Problem details >>
Exactly reproduce the lines that follow.

Records for this task >>
= = = = =
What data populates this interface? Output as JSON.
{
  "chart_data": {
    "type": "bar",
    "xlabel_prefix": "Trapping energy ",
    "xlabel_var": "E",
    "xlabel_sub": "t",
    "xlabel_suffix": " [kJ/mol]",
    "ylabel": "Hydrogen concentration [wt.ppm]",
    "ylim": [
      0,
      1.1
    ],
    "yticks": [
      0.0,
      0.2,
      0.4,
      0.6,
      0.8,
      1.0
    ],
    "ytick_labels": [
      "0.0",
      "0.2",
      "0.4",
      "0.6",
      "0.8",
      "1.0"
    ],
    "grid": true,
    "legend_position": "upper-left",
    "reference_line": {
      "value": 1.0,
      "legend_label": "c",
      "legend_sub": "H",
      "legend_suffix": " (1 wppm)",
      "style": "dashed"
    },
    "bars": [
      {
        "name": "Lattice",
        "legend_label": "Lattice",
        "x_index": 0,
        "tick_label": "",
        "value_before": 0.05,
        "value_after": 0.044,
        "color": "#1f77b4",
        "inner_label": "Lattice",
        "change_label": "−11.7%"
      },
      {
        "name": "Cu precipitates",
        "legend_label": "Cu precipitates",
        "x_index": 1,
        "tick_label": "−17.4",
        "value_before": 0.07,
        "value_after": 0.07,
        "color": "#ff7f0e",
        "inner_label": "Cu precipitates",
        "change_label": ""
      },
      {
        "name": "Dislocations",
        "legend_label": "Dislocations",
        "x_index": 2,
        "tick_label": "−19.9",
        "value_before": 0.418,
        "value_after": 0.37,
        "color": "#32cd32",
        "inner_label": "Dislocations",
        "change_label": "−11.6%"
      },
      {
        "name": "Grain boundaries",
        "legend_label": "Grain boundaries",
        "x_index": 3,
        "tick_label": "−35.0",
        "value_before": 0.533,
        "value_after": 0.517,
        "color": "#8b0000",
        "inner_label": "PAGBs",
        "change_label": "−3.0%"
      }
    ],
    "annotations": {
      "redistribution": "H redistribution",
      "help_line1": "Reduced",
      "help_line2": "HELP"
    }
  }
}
= = = = =
Written reply >>
What data populates this interface? Output as JSON.
{
  "chart_data": {
    "type": "bar",
    "xlabel_prefix": "Trapping energy ",
    "xlabel_var": "E",
    "xlabel_sub": "t",
    "xlabel_suffix": " [kJ/mol]",
    "ylabel": "Hydrogen concentration [wt.ppm]",
    "ylim": [
      0,
      1.1
    ],
    "yticks": [
      0.0,
      0.2,
      0.4,
      0.6,
      0.8,
      1.0
    ],
    "ytick_labels": [
      "0.0",
      "0.2",
      "0.4",
      "0.6",
      "0.8",
      "1.0"
    ],
    "grid": true,
    "legend_position": "upper-left",
    "reference_line": {
      "value": 1.0,
      "legend_label": "c",
      "legend_sub": "H",
      "legend_suffix": " (1 wppm)",
      "style": "dashed"
    },
    "bars": [
      {
        "name": "Lattice",
        "legend_label": "Lattice",
        "x_index": 0,
        "tick_label": "",
        "value_before": 0.05,
        "value_after": 0.044,
        "color": "#1f77b4",
        "inner_label": "Lattice",
        "change_label": "−11.7%"
      },
      {
        "name": "Cu precipitates",
        "legend_label": "Cu precipitates",
        "x_index": 1,
        "tick_label": "−17.4",
        "value_before": 0.07,
        "value_after": 0.07,
        "color": "#ff7f0e",
        "inner_label": "Cu precipitates",
        "change_label": ""
      },
      {
        "name": "Dislocations",
        "legend_label": "Dislocations",
        "x_index": 2,
        "tick_label": "−19.9",
        "value_before": 0.418,
        "value_after": 0.37,
        "color": "#32cd32",
        "inner_label": "Dislocations",
        "change_label": "−11.6%"
      },
      {
        "name": "Grain boundaries",
        "legend_label": "Grain boundaries",
        "x_index": 3,
        "tick_label": "−35.0",
        "value_before": 0.533,
        "value_after": 0.517,
        "color": "#8b0000",
        "inner_label": "PAGBs",
        "change_label": "−3.0%"
      }
    ],
    "annotations": {
      "redistribution": "H redistribution",
      "help_line1": "Reduced",
      "help_line2": "HELP"
    }
  }
}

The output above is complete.